[Records contained in a dataset]
___

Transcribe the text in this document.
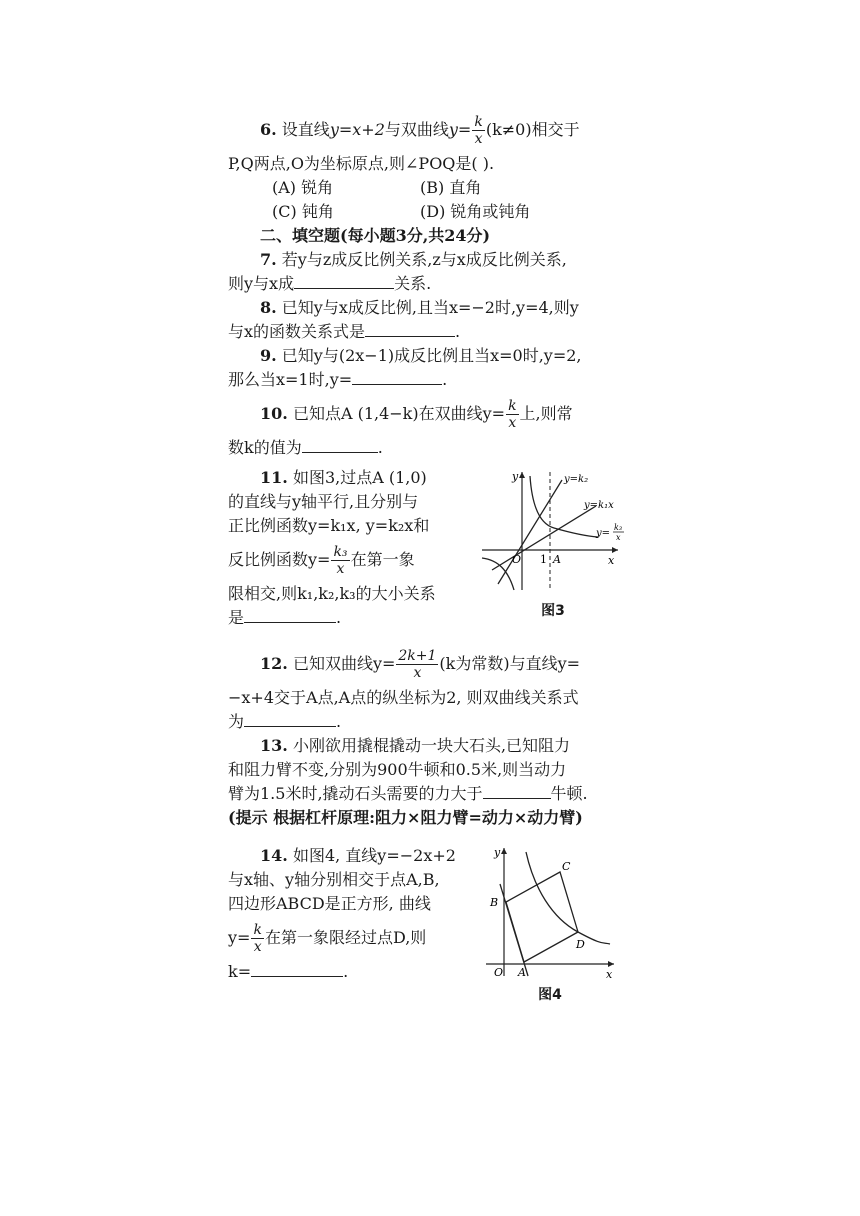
6. 设直线y=x+2与双曲线$y= \frac{k}{x} (k\ne 0)$相交于
P,Q两点,O为坐标原点,则∠POQ是( ).
(A) 锐角	(B) 直角
(C) 钝角	(D) 锐角或钝角
二、填空题(每小题3分,共24分)
7. 若y与z成反比例关系,z与x成反比例关系,
则y与x成	关系.
8. 已知y与x成反比例,且当x=−2时,y=4,则y
与x的函数关系式是	.
9. 已知y与(2x−1)成反比例且当x=0时,y=2,
那么当x=1时,y=	.
10. 已知点A (1,4−k)在双曲线$y= \frac{k}{x}$ 上,则常
数k的值为	.
11. 如图3,过点A (1,0)
的直线与y轴平行,且分别与
正比例函数y=k₁x, y=k₂x和
反比例函数$y= \frac{\text{k₃}}{x}$ 在第一象
限相交,则k₁,k₂,k₃的大小关系
是	.
y
x
O 1 A
y=k₂
y=k₁x
y=
k₃
x
图3
12. 已知双曲线$y= \frac{2k+1}{x} (k$为常数)与直线y=
−x+4交于A点,A点的纵坐标为2, 则双曲线关系式
为	.
13. 小刚欲用撬棍撬动一块大石头,已知阻力
和阻力臂不变,分别为900牛顿和0.5米,则当动力
臂为1.5米时,撬动石头需要的力大于	牛顿.
(提示 根据杠杆原理:阻力×阻力臂=动力×动力臂)
14. 如图4, 直线y=−2x+2
与x轴、y轴分别相交于点A,B,
四边形ABCD是正方形, 曲线
$y= \frac{k}{x}$ 在第一象限经过点D,则
k=	.
y
x
O A
B
C
D
图4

___

Aim: In the lines above, locate the string "frac". Copy every line where it occurs.

Correct answer:
6. 设直线y=x+2与双曲线$y= \frac{k}{x} (k\ne 0)$相交于
10. 已知点A (1,4−k)在双曲线$y= \frac{k}{x}$ 上,则常
反比例函数$y= \frac{\text{k₃}}{x}$ 在第一象
12. 已知双曲线$y= \frac{2k+1}{x} (k$为常数)与直线y=
$y= \frac{k}{x}$ 在第一象限经过点D,则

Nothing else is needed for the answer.